## WHAT YOU NEED TO DO:
Check each line of the records below and collect those holding "美国全国性教育政策形成的历史过程".

Data entries
BEGIN
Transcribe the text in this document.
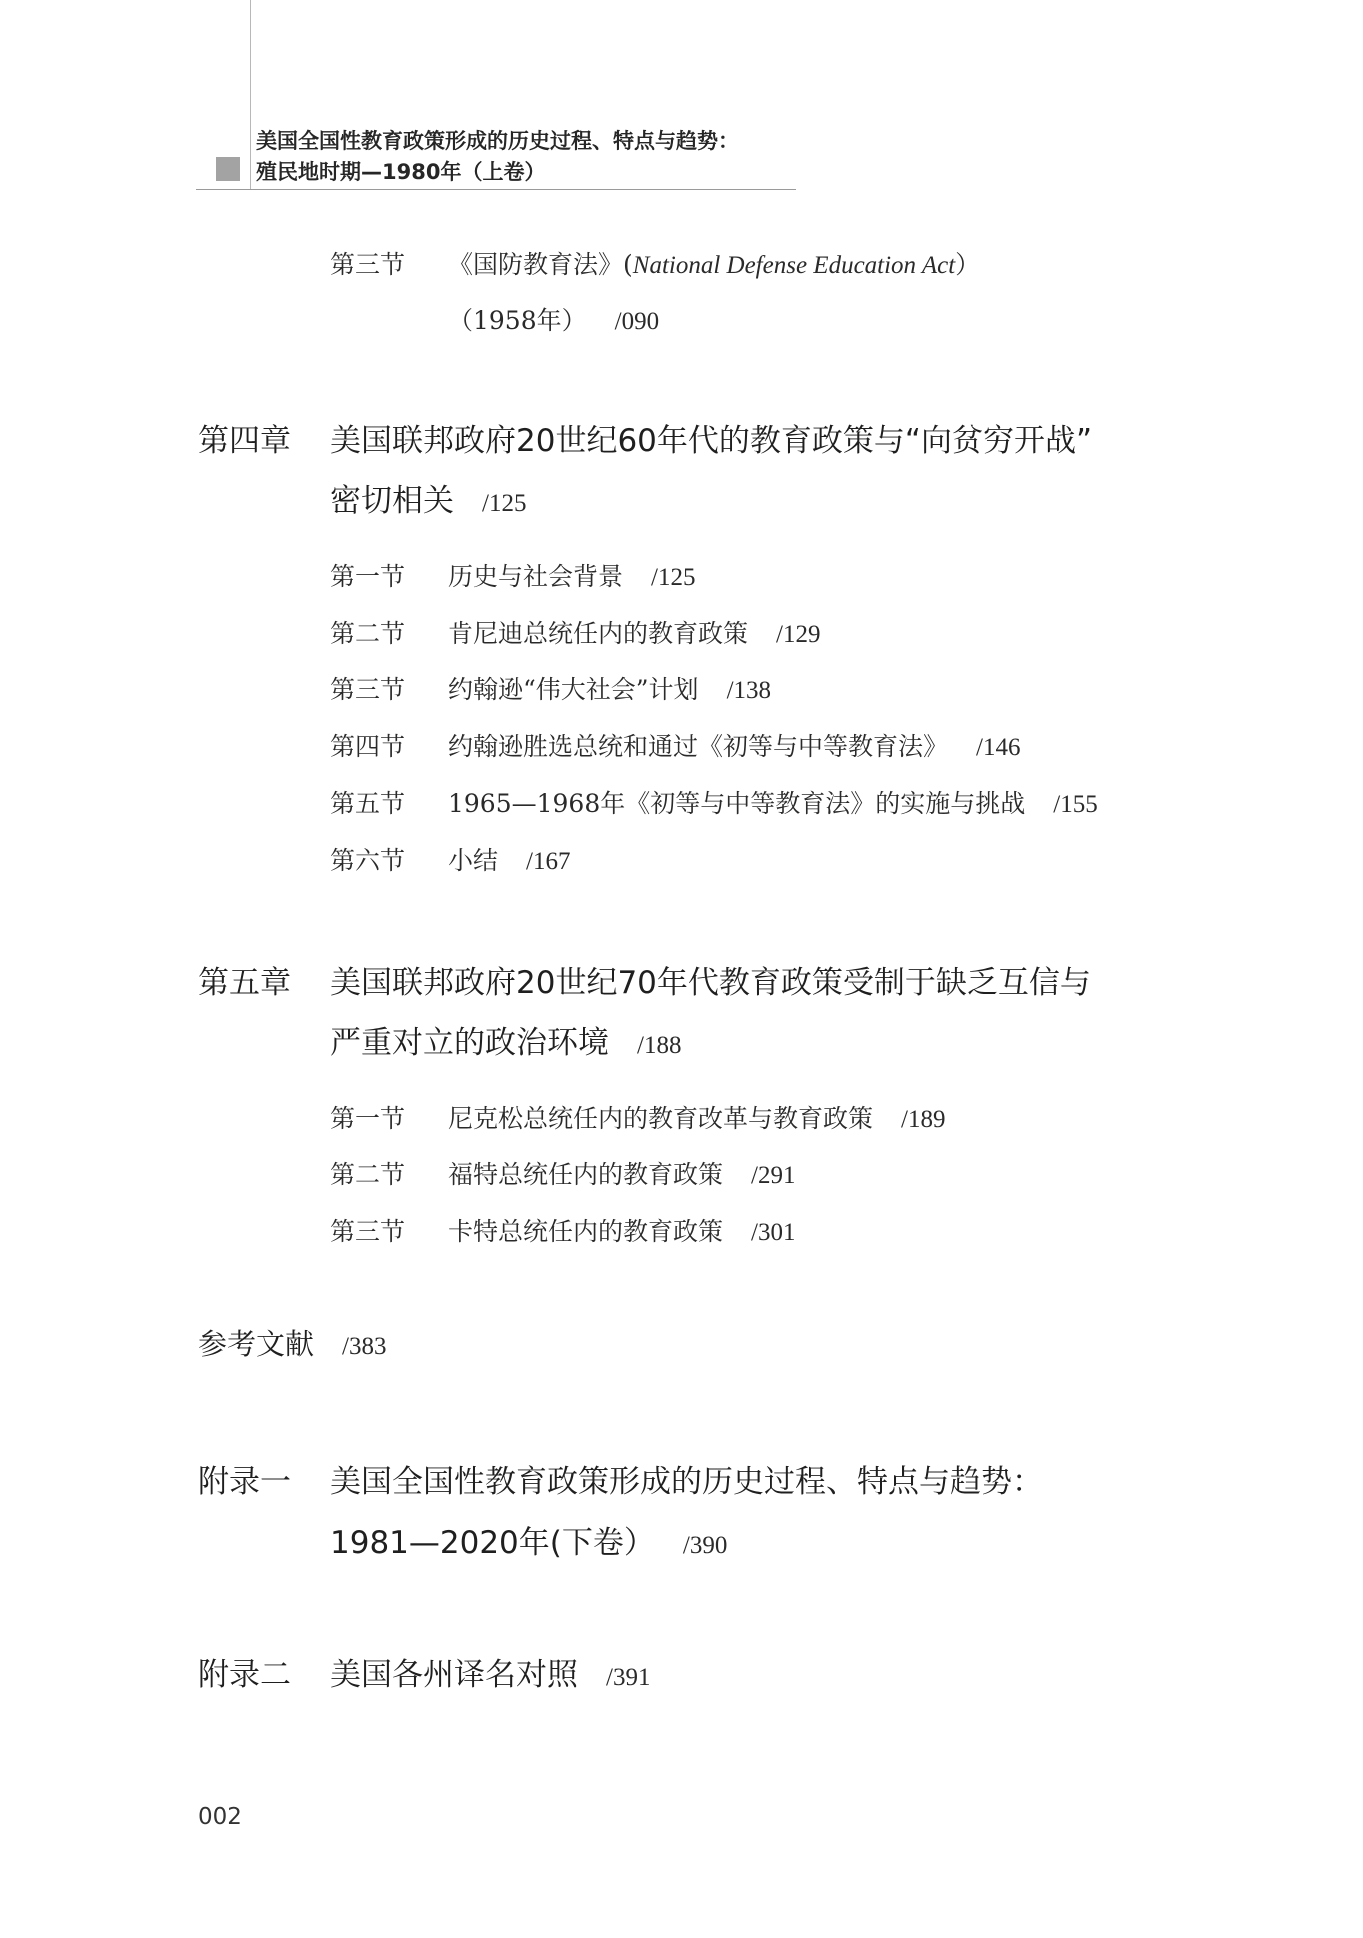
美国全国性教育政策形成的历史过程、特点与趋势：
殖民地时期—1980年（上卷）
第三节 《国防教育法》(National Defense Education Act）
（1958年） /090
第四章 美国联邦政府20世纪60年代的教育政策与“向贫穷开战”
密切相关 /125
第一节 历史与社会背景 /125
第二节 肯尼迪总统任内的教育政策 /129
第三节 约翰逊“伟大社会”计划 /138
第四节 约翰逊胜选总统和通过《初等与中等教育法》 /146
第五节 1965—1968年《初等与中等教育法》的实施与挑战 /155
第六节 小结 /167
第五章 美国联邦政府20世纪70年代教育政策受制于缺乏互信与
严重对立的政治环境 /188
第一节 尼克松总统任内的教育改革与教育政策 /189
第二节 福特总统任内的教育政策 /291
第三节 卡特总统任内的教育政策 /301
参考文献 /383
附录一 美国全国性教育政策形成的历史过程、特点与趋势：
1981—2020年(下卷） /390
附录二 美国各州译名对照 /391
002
END
## COMPLETE RESPONSE:
美国全国性教育政策形成的历史过程、特点与趋势：
附录一 美国全国性教育政策形成的历史过程、特点与趋势：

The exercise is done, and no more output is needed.